§ **Data lines**:
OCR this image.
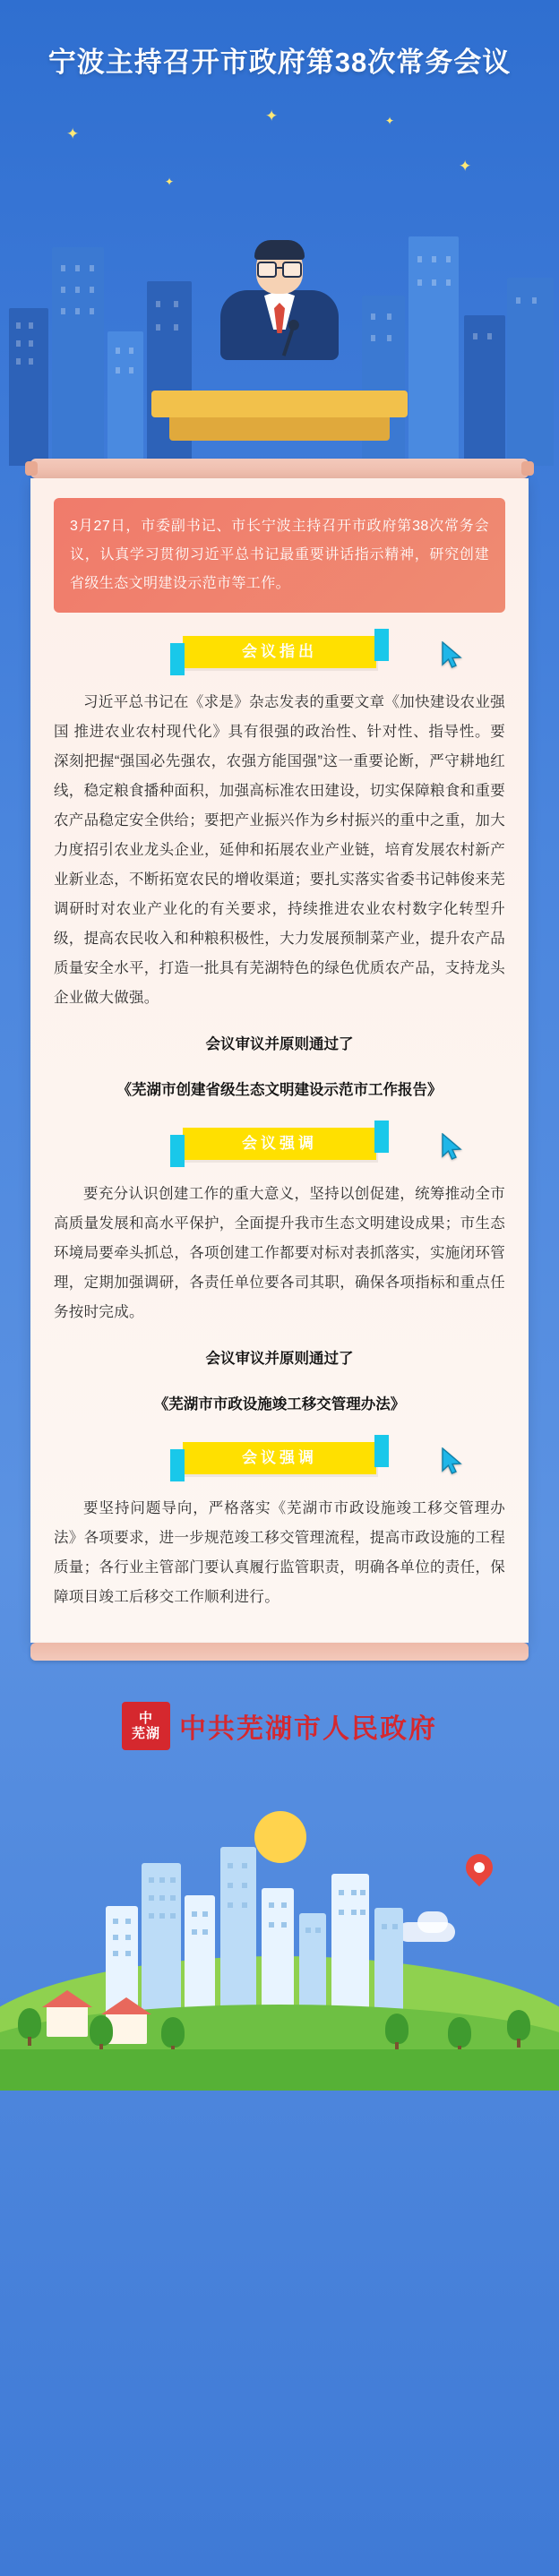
✦
✦
✦
✦
✦
宁波主持召开市政府第38次常务会议
3月27日，市委副书记、市长宁波主持召开市政府第38次常务会议，认真学习贯彻习近平总书记最重要讲话指示精神，研究创建省级生态文明建设示范市等工作。
会议指出
习近平总书记在《求是》杂志发表的重要文章《加快建设农业强国 推进农业农村现代化》具有很强的政治性、针对性、指导性。要深刻把握“强国必先强农，农强方能国强”这一重要论断，严守耕地红线，稳定粮食播种面积，加强高标准农田建设，切实保障粮食和重要农产品稳定安全供给；要把产业振兴作为乡村振兴的重中之重，加大力度招引农业龙头企业，延伸和拓展农业产业链，培育发展农村新产业新业态，不断拓宽农民的增收渠道；要扎实落实省委书记韩俊来芜调研时对农业产业化的有关要求，持续推进农业农村数字化转型升级，提高农民收入和种粮积极性，大力发展预制菜产业，提升农产品质量安全水平，打造一批具有芜湖特色的绿色优质农产品，支持龙头企业做大做强。
会议审议并原则通过了
《芜湖市创建省级生态文明建设示范市工作报告》
会议强调
要充分认识创建工作的重大意义，坚持以创促建，统筹推动全市高质量发展和高水平保护，全面提升我市生态文明建设成果；市生态环境局要牵头抓总，各项创建工作都要对标对表抓落实，实施闭环管理，定期加强调研，各责任单位要各司其职，确保各项指标和重点任务按时完成。
会议审议并原则通过了
《芜湖市市政设施竣工移交管理办法》
会议强调
要坚持问题导向，严格落实《芜湖市市政设施竣工移交管理办法》各项要求，进一步规范竣工移交管理流程，提高市政设施的工程质量；各行业主管部门要认真履行监管职责，明确各单位的责任，保障项目竣工后移交工作顺利进行。
中
芜湖 中共芜湖市人民政府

§ **What this task involves**: Reproduce the full listing faithfully, but do not carry over any pictures.

§ **Result below**:
OCR this image.
✦
✦
✦
✦
✦
宁波主持召开市政府第38次常务会议
3月27日，市委副书记、市长宁波主持召开市政府第38次常务会议，认真学习贯彻习近平总书记最重要讲话指示精神，研究创建省级生态文明建设示范市等工作。
会议指出
习近平总书记在《求是》杂志发表的重要文章《加快建设农业强国 推进农业农村现代化》具有很强的政治性、针对性、指导性。要深刻把握“强国必先强农，农强方能国强”这一重要论断，严守耕地红线，稳定粮食播种面积，加强高标准农田建设，切实保障粮食和重要农产品稳定安全供给；要把产业振兴作为乡村振兴的重中之重，加大力度招引农业龙头企业，延伸和拓展农业产业链，培育发展农村新产业新业态，不断拓宽农民的增收渠道；要扎实落实省委书记韩俊来芜调研时对农业产业化的有关要求，持续推进农业农村数字化转型升级，提高农民收入和种粮积极性，大力发展预制菜产业，提升农产品质量安全水平，打造一批具有芜湖特色的绿色优质农产品，支持龙头企业做大做强。
会议审议并原则通过了
《芜湖市创建省级生态文明建设示范市工作报告》
会议强调
要充分认识创建工作的重大意义，坚持以创促建，统筹推动全市高质量发展和高水平保护，全面提升我市生态文明建设成果；市生态环境局要牵头抓总，各项创建工作都要对标对表抓落实，实施闭环管理，定期加强调研，各责任单位要各司其职，确保各项指标和重点任务按时完成。
会议审议并原则通过了
《芜湖市市政设施竣工移交管理办法》
会议强调
要坚持问题导向，严格落实《芜湖市市政设施竣工移交管理办法》各项要求，进一步规范竣工移交管理流程，提高市政设施的工程质量；各行业主管部门要认真履行监管职责，明确各单位的责任，保障项目竣工后移交工作顺利进行。
中
芜湖 中共芜湖市人民政府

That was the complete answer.